| Data shown |
= = = =
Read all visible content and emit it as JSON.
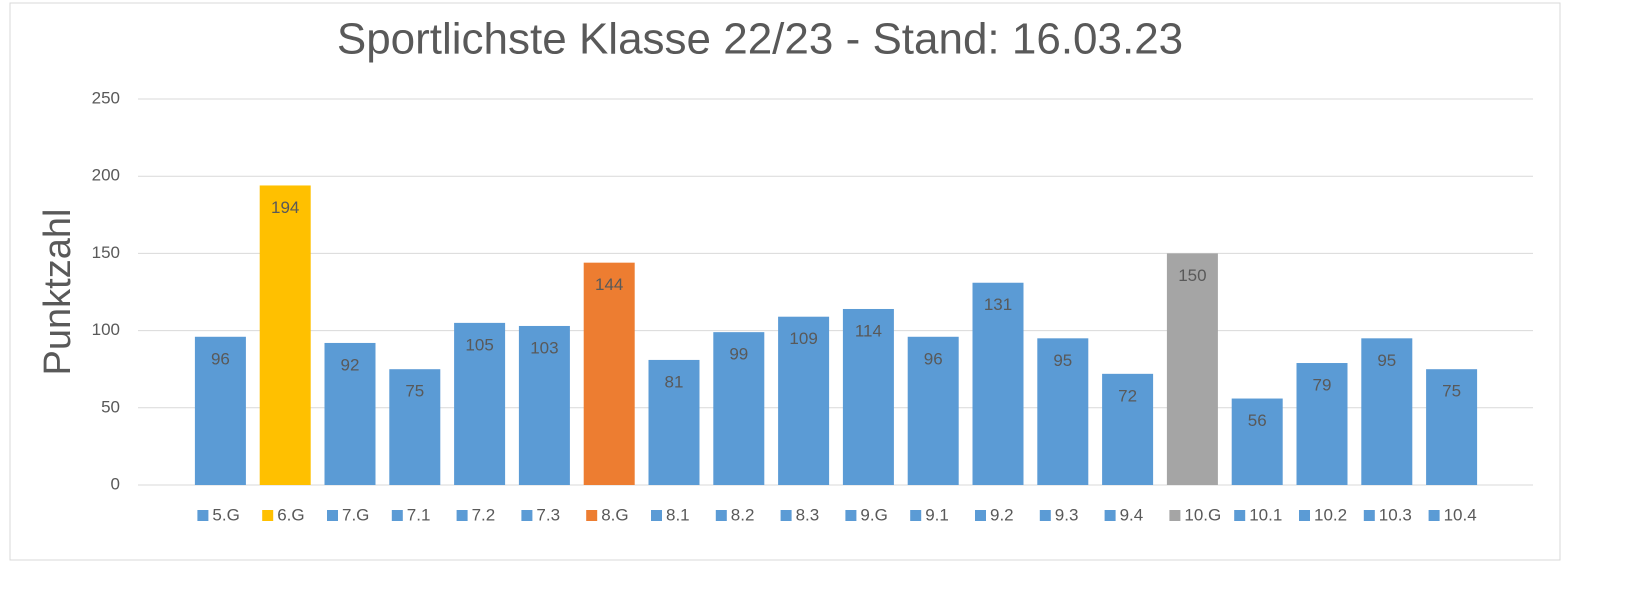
{
  "chart_data": {
    "type": "bar",
    "title": "Sportlichste Klasse 22/23 - Stand: 16.03.23",
    "y_label": "Punktzahl",
    "categories": [
      "5.G",
      "6.G",
      "7.G",
      "7.1",
      "7.2",
      "7.3",
      "8.G",
      "8.1",
      "8.2",
      "8.3",
      "9.G",
      "9.1",
      "9.2",
      "9.3",
      "9.4",
      "10.G",
      "10.1",
      "10.2",
      "10.3",
      "10.4"
    ],
    "values": [
      96,
      194,
      92,
      75,
      105,
      103,
      144,
      81,
      99,
      109,
      114,
      96,
      131,
      95,
      72,
      150,
      56,
      79,
      95,
      75
    ],
    "colors": [
      "#5b9bd5",
      "#ffc000",
      "#5b9bd5",
      "#5b9bd5",
      "#5b9bd5",
      "#5b9bd5",
      "#ed7d31",
      "#5b9bd5",
      "#5b9bd5",
      "#5b9bd5",
      "#5b9bd5",
      "#5b9bd5",
      "#5b9bd5",
      "#5b9bd5",
      "#5b9bd5",
      "#a5a5a5",
      "#5b9bd5",
      "#5b9bd5",
      "#5b9bd5",
      "#5b9bd5"
    ],
    "ylim": [
      0,
      250
    ],
    "yticks": [
      0,
      50,
      100,
      150,
      200,
      250
    ],
    "grid": true,
    "legend": "bottom"
  }
}
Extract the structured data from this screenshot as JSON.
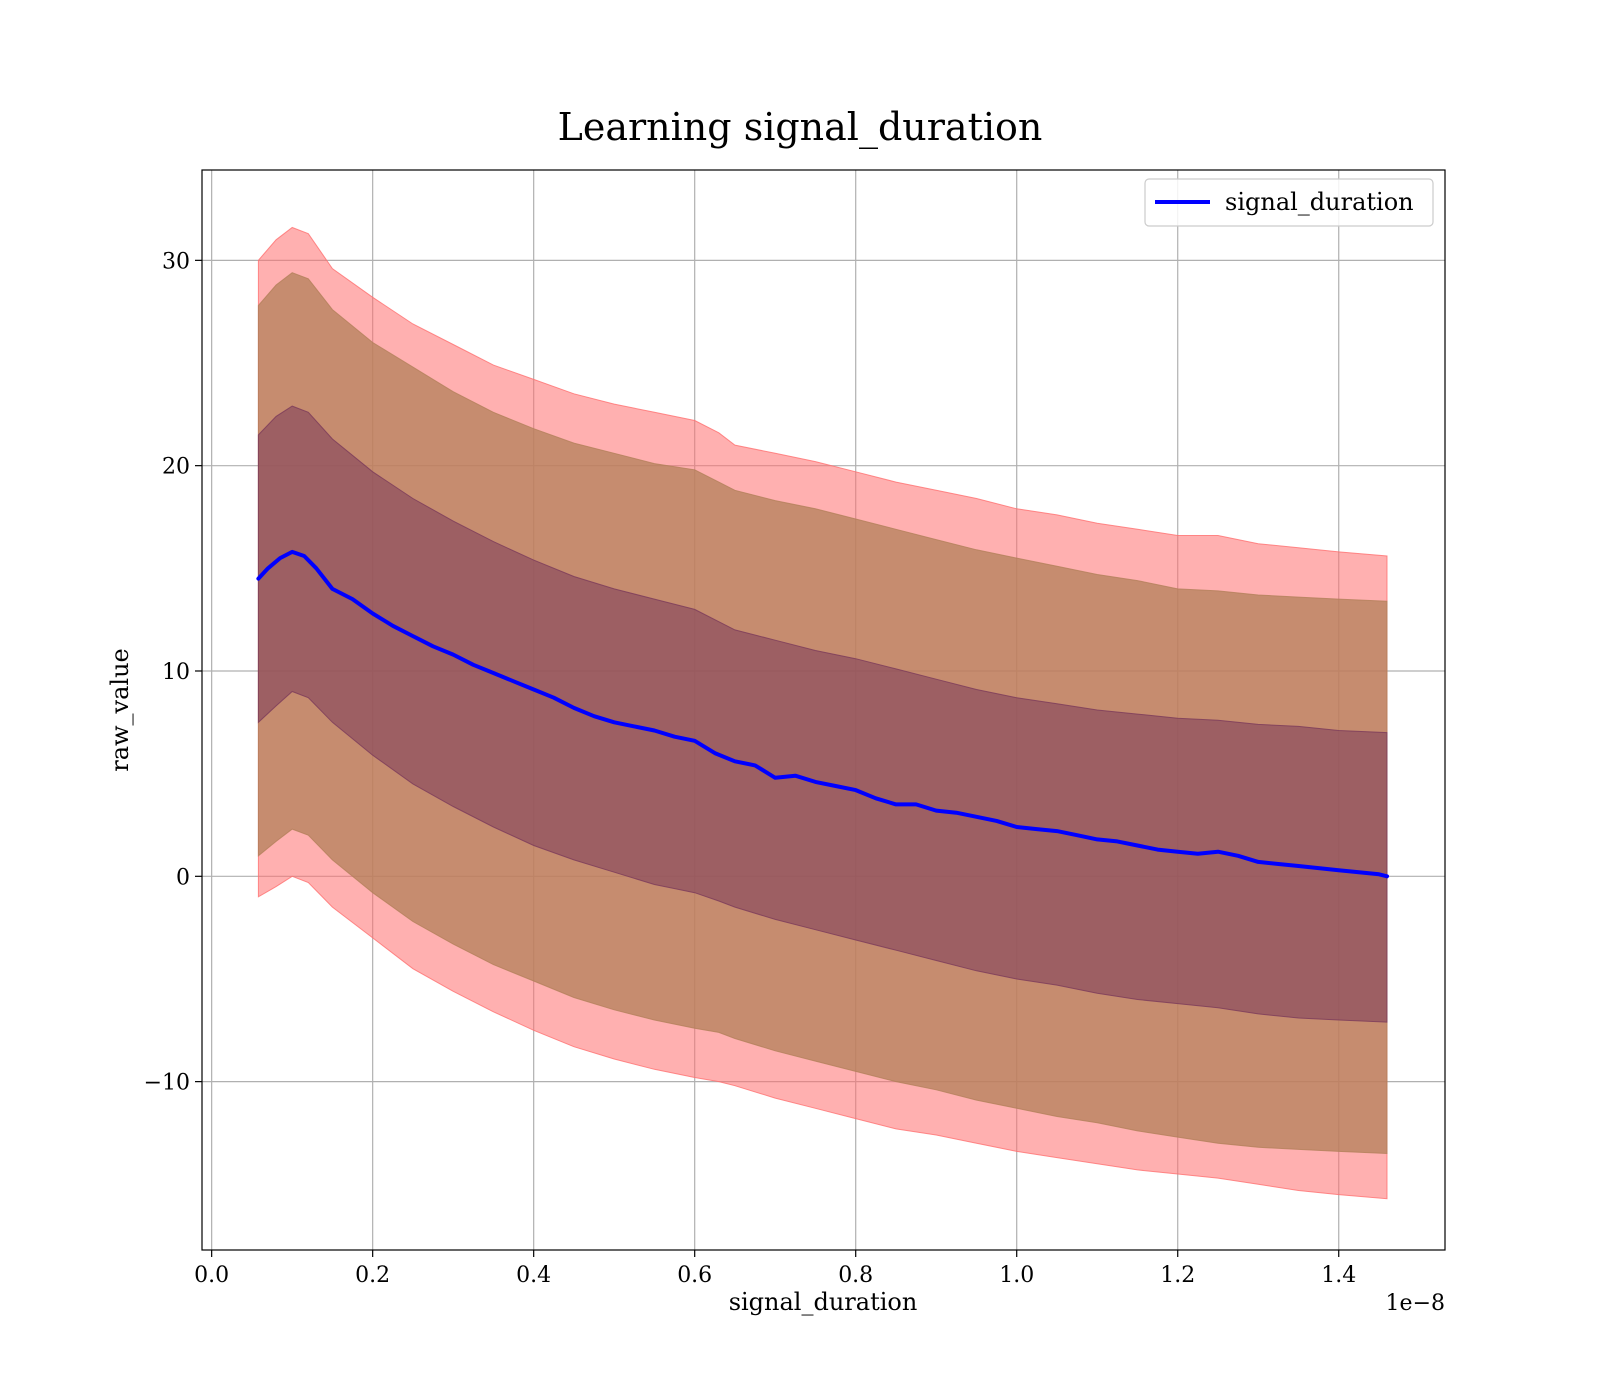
= = = =
| Given exercise |
Of all the lines above, how many contain "JSON"? Give the number and nothing more.

| Response to this exercise |
2